EXERCISE TASK => Reproduce each line exactly, including spacing and punctuation.

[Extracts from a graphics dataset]
====

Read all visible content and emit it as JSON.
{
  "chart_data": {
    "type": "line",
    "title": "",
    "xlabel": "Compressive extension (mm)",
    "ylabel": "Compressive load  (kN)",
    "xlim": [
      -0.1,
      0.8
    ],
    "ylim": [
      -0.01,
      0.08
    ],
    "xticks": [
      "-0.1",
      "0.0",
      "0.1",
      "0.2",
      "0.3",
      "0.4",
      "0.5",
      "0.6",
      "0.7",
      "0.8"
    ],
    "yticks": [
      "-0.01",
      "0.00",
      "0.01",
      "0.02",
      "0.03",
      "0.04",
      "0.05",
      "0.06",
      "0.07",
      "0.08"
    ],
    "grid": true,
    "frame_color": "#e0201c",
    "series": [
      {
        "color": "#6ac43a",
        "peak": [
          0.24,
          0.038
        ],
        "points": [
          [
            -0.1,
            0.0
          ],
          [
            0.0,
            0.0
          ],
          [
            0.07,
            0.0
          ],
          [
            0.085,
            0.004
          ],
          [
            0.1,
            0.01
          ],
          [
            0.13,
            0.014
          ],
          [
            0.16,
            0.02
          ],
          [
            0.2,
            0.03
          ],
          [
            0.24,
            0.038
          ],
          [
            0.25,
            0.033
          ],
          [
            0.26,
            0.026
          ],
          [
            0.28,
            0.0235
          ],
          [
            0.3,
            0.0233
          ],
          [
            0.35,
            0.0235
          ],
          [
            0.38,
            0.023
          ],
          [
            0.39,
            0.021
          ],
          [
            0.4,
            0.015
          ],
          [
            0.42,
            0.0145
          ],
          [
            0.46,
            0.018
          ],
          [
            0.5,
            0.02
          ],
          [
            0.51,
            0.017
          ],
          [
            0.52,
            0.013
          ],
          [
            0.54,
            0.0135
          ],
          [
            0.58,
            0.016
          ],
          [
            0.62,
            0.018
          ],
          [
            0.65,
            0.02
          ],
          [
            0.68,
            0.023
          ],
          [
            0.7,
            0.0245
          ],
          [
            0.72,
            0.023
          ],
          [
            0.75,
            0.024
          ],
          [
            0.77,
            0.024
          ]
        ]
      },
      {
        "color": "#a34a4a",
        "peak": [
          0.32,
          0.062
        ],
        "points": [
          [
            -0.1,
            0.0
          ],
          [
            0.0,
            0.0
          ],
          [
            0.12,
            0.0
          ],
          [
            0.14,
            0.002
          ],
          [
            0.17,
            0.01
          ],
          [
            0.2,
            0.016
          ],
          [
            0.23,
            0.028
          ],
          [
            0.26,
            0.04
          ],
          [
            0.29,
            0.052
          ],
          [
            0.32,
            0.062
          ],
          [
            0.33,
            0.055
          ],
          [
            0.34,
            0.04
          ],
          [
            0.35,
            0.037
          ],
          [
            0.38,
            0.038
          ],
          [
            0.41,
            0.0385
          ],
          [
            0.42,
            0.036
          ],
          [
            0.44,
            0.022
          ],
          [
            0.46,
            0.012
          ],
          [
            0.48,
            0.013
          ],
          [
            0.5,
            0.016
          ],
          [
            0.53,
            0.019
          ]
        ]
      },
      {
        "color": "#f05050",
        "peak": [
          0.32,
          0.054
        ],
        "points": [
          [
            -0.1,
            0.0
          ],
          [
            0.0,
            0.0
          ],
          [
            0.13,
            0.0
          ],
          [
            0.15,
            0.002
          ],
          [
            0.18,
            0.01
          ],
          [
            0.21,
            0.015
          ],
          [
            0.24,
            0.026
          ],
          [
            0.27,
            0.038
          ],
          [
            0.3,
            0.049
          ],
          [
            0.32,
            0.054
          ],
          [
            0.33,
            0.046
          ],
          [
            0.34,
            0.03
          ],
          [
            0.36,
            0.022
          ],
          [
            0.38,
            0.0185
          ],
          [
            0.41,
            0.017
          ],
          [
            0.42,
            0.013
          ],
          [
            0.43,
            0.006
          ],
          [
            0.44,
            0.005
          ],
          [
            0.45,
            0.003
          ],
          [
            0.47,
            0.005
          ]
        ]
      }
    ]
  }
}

====

COMPLETE ANSWER =>
Read all visible content and emit it as JSON.
{
  "chart_data": {
    "type": "line",
    "title": "",
    "xlabel": "Compressive extension (mm)",
    "ylabel": "Compressive load  (kN)",
    "xlim": [
      -0.1,
      0.8
    ],
    "ylim": [
      -0.01,
      0.08
    ],
    "xticks": [
      "-0.1",
      "0.0",
      "0.1",
      "0.2",
      "0.3",
      "0.4",
      "0.5",
      "0.6",
      "0.7",
      "0.8"
    ],
    "yticks": [
      "-0.01",
      "0.00",
      "0.01",
      "0.02",
      "0.03",
      "0.04",
      "0.05",
      "0.06",
      "0.07",
      "0.08"
    ],
    "grid": true,
    "frame_color": "#e0201c",
    "series": [
      {
        "color": "#6ac43a",
        "peak": [
          0.24,
          0.038
        ],
        "points": [
          [
            -0.1,
            0.0
          ],
          [
            0.0,
            0.0
          ],
          [
            0.07,
            0.0
          ],
          [
            0.085,
            0.004
          ],
          [
            0.1,
            0.01
          ],
          [
            0.13,
            0.014
          ],
          [
            0.16,
            0.02
          ],
          [
            0.2,
            0.03
          ],
          [
            0.24,
            0.038
          ],
          [
            0.25,
            0.033
          ],
          [
            0.26,
            0.026
          ],
          [
            0.28,
            0.0235
          ],
          [
            0.3,
            0.0233
          ],
          [
            0.35,
            0.0235
          ],
          [
            0.38,
            0.023
          ],
          [
            0.39,
            0.021
          ],
          [
            0.4,
            0.015
          ],
          [
            0.42,
            0.0145
          ],
          [
            0.46,
            0.018
          ],
          [
            0.5,
            0.02
          ],
          [
            0.51,
            0.017
          ],
          [
            0.52,
            0.013
          ],
          [
            0.54,
            0.0135
          ],
          [
            0.58,
            0.016
          ],
          [
            0.62,
            0.018
          ],
          [
            0.65,
            0.02
          ],
          [
            0.68,
            0.023
          ],
          [
            0.7,
            0.0245
          ],
          [
            0.72,
            0.023
          ],
          [
            0.75,
            0.024
          ],
          [
            0.77,
            0.024
          ]
        ]
      },
      {
        "color": "#a34a4a",
        "peak": [
          0.32,
          0.062
        ],
        "points": [
          [
            -0.1,
            0.0
          ],
          [
            0.0,
            0.0
          ],
          [
            0.12,
            0.0
          ],
          [
            0.14,
            0.002
          ],
          [
            0.17,
            0.01
          ],
          [
            0.2,
            0.016
          ],
          [
            0.23,
            0.028
          ],
          [
            0.26,
            0.04
          ],
          [
            0.29,
            0.052
          ],
          [
            0.32,
            0.062
          ],
          [
            0.33,
            0.055
          ],
          [
            0.34,
            0.04
          ],
          [
            0.35,
            0.037
          ],
          [
            0.38,
            0.038
          ],
          [
            0.41,
            0.0385
          ],
          [
            0.42,
            0.036
          ],
          [
            0.44,
            0.022
          ],
          [
            0.46,
            0.012
          ],
          [
            0.48,
            0.013
          ],
          [
            0.5,
            0.016
          ],
          [
            0.53,
            0.019
          ]
        ]
      },
      {
        "color": "#f05050",
        "peak": [
          0.32,
          0.054
        ],
        "points": [
          [
            -0.1,
            0.0
          ],
          [
            0.0,
            0.0
          ],
          [
            0.13,
            0.0
          ],
          [
            0.15,
            0.002
          ],
          [
            0.18,
            0.01
          ],
          [
            0.21,
            0.015
          ],
          [
            0.24,
            0.026
          ],
          [
            0.27,
            0.038
          ],
          [
            0.3,
            0.049
          ],
          [
            0.32,
            0.054
          ],
          [
            0.33,
            0.046
          ],
          [
            0.34,
            0.03
          ],
          [
            0.36,
            0.022
          ],
          [
            0.38,
            0.0185
          ],
          [
            0.41,
            0.017
          ],
          [
            0.42,
            0.013
          ],
          [
            0.43,
            0.006
          ],
          [
            0.44,
            0.005
          ],
          [
            0.45,
            0.003
          ],
          [
            0.47,
            0.005
          ]
        ]
      }
    ]
  }
}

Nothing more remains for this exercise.